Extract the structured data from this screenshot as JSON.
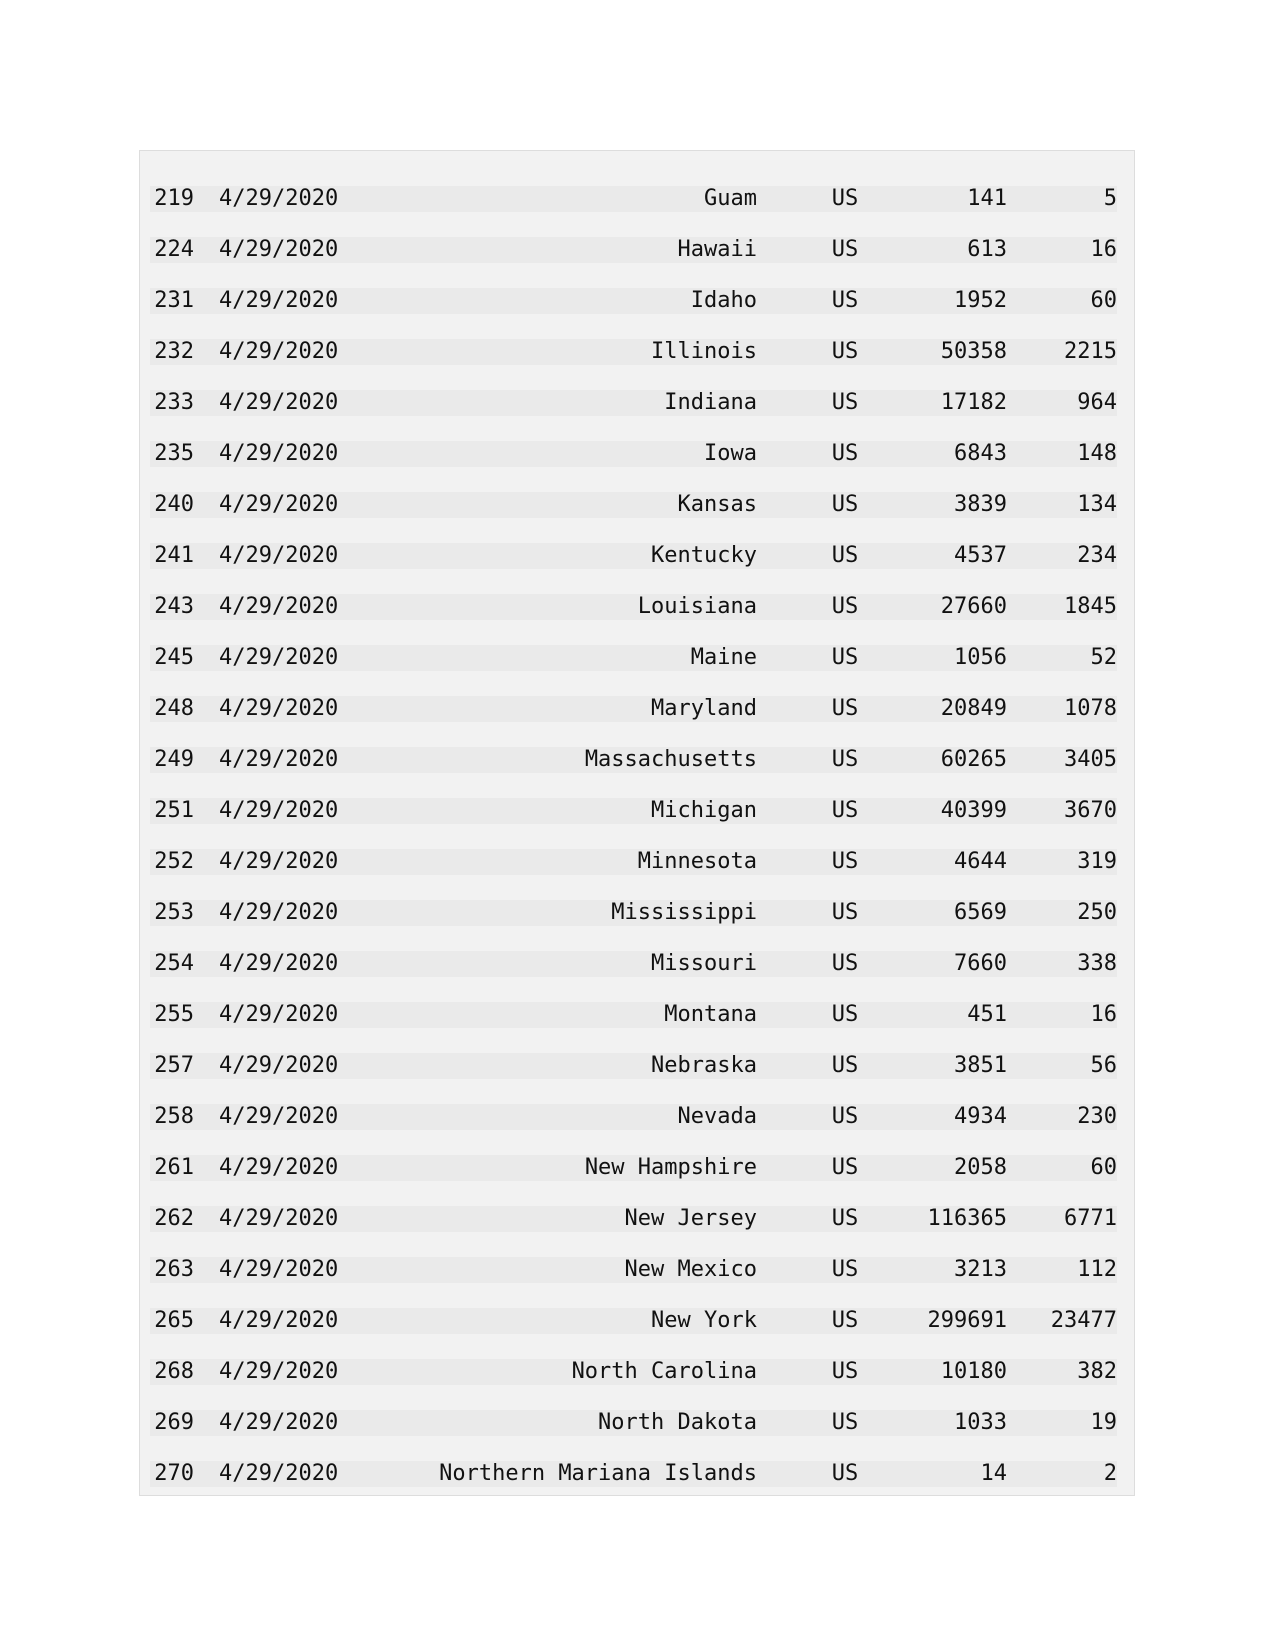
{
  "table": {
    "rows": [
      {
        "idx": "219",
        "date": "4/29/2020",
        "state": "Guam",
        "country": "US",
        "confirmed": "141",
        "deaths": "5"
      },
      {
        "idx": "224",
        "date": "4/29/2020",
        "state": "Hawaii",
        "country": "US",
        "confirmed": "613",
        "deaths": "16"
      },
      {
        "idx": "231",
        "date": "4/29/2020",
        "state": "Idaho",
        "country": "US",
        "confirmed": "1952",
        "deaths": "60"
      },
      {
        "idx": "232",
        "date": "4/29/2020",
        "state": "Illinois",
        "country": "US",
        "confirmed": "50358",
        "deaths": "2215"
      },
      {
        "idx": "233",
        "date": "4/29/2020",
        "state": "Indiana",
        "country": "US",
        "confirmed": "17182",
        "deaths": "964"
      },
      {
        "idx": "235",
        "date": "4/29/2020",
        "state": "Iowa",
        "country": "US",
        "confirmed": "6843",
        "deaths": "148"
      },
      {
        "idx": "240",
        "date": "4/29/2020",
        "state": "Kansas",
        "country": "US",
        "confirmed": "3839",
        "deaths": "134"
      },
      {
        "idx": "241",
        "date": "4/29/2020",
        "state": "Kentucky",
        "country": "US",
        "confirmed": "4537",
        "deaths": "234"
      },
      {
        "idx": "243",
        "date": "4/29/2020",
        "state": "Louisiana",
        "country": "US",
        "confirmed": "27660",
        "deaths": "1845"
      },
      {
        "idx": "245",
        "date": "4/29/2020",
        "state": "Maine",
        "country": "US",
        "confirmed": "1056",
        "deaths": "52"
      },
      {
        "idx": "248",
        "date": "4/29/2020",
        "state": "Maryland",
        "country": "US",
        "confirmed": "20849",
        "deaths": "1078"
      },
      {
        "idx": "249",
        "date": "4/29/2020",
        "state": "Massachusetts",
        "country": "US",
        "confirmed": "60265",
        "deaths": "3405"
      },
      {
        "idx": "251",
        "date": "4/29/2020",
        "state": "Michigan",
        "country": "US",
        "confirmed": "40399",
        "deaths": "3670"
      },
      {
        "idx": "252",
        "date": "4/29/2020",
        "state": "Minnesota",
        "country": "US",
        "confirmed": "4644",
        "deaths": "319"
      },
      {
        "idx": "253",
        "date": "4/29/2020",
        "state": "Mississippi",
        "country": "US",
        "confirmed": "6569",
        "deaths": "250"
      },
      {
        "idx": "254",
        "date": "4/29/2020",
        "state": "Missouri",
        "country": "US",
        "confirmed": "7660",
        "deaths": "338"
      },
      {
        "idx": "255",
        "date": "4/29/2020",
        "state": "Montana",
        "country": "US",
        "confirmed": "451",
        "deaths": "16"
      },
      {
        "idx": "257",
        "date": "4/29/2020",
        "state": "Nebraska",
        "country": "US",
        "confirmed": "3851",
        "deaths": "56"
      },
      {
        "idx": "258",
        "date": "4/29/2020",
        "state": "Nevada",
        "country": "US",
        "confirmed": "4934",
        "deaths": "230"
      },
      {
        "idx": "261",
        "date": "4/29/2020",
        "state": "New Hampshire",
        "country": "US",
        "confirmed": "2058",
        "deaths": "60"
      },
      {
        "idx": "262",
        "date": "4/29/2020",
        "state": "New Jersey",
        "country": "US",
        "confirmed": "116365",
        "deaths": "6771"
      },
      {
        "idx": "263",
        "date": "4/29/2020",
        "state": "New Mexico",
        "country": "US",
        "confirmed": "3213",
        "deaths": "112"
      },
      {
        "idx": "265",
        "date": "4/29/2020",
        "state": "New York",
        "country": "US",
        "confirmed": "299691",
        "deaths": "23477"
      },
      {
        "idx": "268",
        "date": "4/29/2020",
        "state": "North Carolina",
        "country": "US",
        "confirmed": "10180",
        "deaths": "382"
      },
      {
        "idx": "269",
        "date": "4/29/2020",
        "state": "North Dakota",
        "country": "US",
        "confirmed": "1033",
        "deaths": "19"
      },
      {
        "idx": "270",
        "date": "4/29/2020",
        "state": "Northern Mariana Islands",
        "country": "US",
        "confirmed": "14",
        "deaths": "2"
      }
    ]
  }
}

▶ _The problem_: Reproduce every entry word for word, but skip any pictures.

▶ _Response to the task_:
Extract the structured data from this screenshot as JSON.
{
  "table": {
    "rows": [
      {
        "idx": "219",
        "date": "4/29/2020",
        "state": "Guam",
        "country": "US",
        "confirmed": "141",
        "deaths": "5"
      },
      {
        "idx": "224",
        "date": "4/29/2020",
        "state": "Hawaii",
        "country": "US",
        "confirmed": "613",
        "deaths": "16"
      },
      {
        "idx": "231",
        "date": "4/29/2020",
        "state": "Idaho",
        "country": "US",
        "confirmed": "1952",
        "deaths": "60"
      },
      {
        "idx": "232",
        "date": "4/29/2020",
        "state": "Illinois",
        "country": "US",
        "confirmed": "50358",
        "deaths": "2215"
      },
      {
        "idx": "233",
        "date": "4/29/2020",
        "state": "Indiana",
        "country": "US",
        "confirmed": "17182",
        "deaths": "964"
      },
      {
        "idx": "235",
        "date": "4/29/2020",
        "state": "Iowa",
        "country": "US",
        "confirmed": "6843",
        "deaths": "148"
      },
      {
        "idx": "240",
        "date": "4/29/2020",
        "state": "Kansas",
        "country": "US",
        "confirmed": "3839",
        "deaths": "134"
      },
      {
        "idx": "241",
        "date": "4/29/2020",
        "state": "Kentucky",
        "country": "US",
        "confirmed": "4537",
        "deaths": "234"
      },
      {
        "idx": "243",
        "date": "4/29/2020",
        "state": "Louisiana",
        "country": "US",
        "confirmed": "27660",
        "deaths": "1845"
      },
      {
        "idx": "245",
        "date": "4/29/2020",
        "state": "Maine",
        "country": "US",
        "confirmed": "1056",
        "deaths": "52"
      },
      {
        "idx": "248",
        "date": "4/29/2020",
        "state": "Maryland",
        "country": "US",
        "confirmed": "20849",
        "deaths": "1078"
      },
      {
        "idx": "249",
        "date": "4/29/2020",
        "state": "Massachusetts",
        "country": "US",
        "confirmed": "60265",
        "deaths": "3405"
      },
      {
        "idx": "251",
        "date": "4/29/2020",
        "state": "Michigan",
        "country": "US",
        "confirmed": "40399",
        "deaths": "3670"
      },
      {
        "idx": "252",
        "date": "4/29/2020",
        "state": "Minnesota",
        "country": "US",
        "confirmed": "4644",
        "deaths": "319"
      },
      {
        "idx": "253",
        "date": "4/29/2020",
        "state": "Mississippi",
        "country": "US",
        "confirmed": "6569",
        "deaths": "250"
      },
      {
        "idx": "254",
        "date": "4/29/2020",
        "state": "Missouri",
        "country": "US",
        "confirmed": "7660",
        "deaths": "338"
      },
      {
        "idx": "255",
        "date": "4/29/2020",
        "state": "Montana",
        "country": "US",
        "confirmed": "451",
        "deaths": "16"
      },
      {
        "idx": "257",
        "date": "4/29/2020",
        "state": "Nebraska",
        "country": "US",
        "confirmed": "3851",
        "deaths": "56"
      },
      {
        "idx": "258",
        "date": "4/29/2020",
        "state": "Nevada",
        "country": "US",
        "confirmed": "4934",
        "deaths": "230"
      },
      {
        "idx": "261",
        "date": "4/29/2020",
        "state": "New Hampshire",
        "country": "US",
        "confirmed": "2058",
        "deaths": "60"
      },
      {
        "idx": "262",
        "date": "4/29/2020",
        "state": "New Jersey",
        "country": "US",
        "confirmed": "116365",
        "deaths": "6771"
      },
      {
        "idx": "263",
        "date": "4/29/2020",
        "state": "New Mexico",
        "country": "US",
        "confirmed": "3213",
        "deaths": "112"
      },
      {
        "idx": "265",
        "date": "4/29/2020",
        "state": "New York",
        "country": "US",
        "confirmed": "299691",
        "deaths": "23477"
      },
      {
        "idx": "268",
        "date": "4/29/2020",
        "state": "North Carolina",
        "country": "US",
        "confirmed": "10180",
        "deaths": "382"
      },
      {
        "idx": "269",
        "date": "4/29/2020",
        "state": "North Dakota",
        "country": "US",
        "confirmed": "1033",
        "deaths": "19"
      },
      {
        "idx": "270",
        "date": "4/29/2020",
        "state": "Northern Mariana Islands",
        "country": "US",
        "confirmed": "14",
        "deaths": "2"
      }
    ]
  }
}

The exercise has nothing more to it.